- Instructions to follow: Below are records. Copy every line with "videos" in it.

- Data entries:
================================

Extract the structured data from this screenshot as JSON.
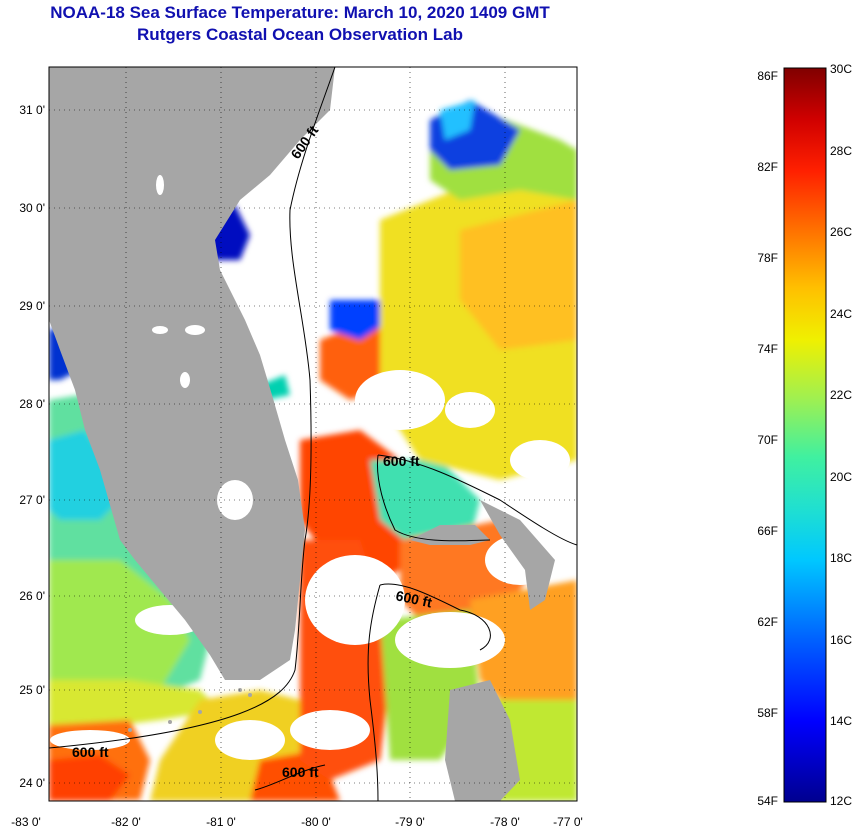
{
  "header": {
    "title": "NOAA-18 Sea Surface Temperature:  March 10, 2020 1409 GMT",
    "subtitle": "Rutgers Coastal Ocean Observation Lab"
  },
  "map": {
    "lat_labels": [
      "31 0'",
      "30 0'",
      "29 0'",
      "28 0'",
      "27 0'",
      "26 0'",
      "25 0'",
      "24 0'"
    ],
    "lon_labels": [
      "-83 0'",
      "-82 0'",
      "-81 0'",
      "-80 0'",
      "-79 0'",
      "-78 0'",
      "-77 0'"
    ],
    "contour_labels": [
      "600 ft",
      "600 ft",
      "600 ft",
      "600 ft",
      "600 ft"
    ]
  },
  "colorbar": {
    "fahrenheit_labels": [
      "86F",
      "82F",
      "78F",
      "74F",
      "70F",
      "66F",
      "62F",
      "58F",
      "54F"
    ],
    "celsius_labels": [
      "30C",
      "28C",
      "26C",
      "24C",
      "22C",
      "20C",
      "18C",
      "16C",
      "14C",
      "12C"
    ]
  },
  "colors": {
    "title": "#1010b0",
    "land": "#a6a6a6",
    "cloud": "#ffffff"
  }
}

================================

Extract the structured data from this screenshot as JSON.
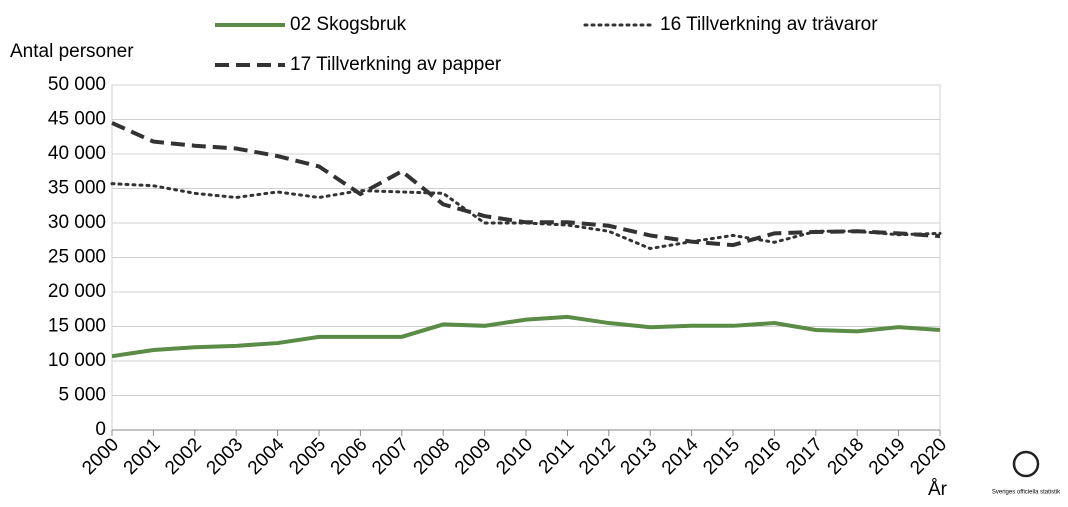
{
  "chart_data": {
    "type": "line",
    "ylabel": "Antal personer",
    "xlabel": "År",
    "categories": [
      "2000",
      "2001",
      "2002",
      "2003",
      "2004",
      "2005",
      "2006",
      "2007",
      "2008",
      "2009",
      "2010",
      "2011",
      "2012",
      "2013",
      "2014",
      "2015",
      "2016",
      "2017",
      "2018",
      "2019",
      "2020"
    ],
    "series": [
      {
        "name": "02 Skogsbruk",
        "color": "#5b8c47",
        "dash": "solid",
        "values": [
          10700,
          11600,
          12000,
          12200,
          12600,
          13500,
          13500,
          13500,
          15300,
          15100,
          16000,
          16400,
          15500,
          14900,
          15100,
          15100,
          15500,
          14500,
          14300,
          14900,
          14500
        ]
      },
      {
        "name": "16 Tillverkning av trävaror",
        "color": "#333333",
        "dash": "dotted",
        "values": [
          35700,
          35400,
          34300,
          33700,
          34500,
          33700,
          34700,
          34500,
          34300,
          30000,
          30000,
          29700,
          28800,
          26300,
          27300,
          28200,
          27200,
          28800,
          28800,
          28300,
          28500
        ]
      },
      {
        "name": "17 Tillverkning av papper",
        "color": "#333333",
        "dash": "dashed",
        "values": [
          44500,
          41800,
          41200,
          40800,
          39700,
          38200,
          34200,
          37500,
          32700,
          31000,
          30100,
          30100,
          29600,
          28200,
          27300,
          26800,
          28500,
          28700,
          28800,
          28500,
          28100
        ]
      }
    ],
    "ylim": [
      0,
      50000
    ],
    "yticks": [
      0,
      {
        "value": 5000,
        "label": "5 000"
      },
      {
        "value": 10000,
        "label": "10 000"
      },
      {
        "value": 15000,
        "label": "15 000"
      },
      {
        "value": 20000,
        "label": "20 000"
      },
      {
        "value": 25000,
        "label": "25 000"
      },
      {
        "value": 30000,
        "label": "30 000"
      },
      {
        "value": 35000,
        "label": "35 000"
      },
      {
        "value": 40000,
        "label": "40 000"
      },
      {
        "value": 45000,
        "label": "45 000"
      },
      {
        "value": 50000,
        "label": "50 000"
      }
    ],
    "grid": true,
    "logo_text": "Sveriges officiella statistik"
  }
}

================================

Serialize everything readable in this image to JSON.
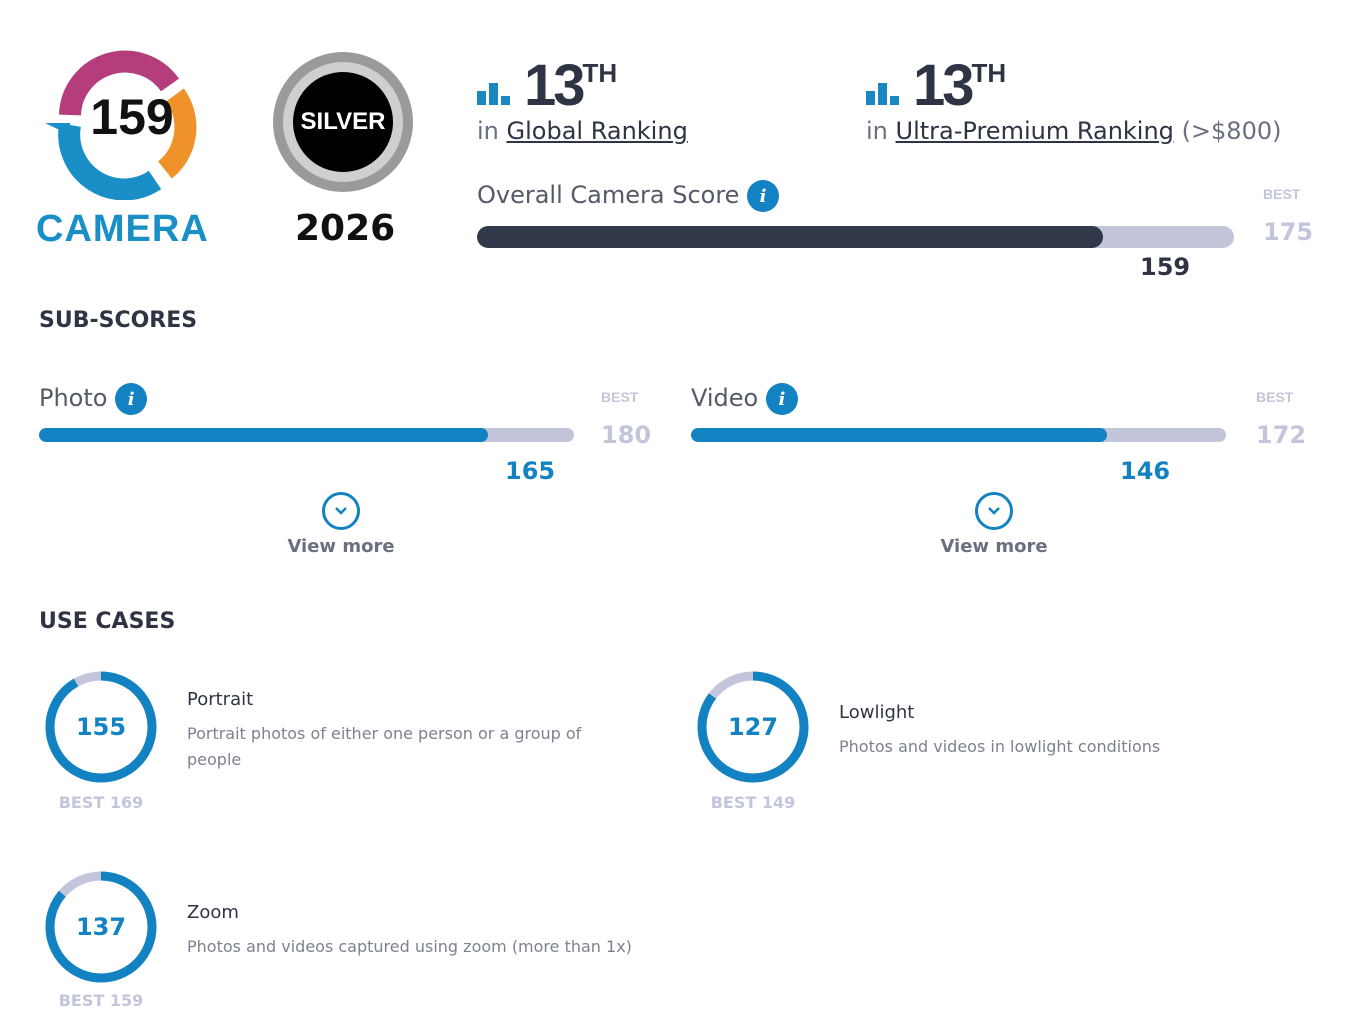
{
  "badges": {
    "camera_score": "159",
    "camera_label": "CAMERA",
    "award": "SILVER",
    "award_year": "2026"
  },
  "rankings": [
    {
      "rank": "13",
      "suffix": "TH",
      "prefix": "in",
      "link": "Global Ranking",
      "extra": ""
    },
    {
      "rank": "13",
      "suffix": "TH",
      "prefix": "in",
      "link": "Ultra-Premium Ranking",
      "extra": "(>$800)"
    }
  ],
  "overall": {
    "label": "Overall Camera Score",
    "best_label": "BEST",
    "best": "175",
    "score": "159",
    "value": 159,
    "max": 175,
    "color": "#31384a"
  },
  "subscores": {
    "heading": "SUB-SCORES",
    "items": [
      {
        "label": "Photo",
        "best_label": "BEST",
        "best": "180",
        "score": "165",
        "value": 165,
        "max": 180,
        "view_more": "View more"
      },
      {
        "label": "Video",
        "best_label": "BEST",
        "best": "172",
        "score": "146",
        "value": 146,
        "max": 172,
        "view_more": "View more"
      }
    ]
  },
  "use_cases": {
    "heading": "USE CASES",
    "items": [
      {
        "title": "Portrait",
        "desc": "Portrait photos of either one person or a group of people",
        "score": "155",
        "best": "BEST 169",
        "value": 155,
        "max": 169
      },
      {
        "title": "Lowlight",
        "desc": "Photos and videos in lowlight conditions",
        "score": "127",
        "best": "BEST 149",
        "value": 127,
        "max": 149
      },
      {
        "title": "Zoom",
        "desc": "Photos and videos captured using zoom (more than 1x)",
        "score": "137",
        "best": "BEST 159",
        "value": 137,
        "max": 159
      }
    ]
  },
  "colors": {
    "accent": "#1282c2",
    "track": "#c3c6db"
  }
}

================================

- Complete answer:
        "desc": "Photos and videos in lowlight conditions",
        "desc": "Photos and videos captured using zoom (more than 1x)",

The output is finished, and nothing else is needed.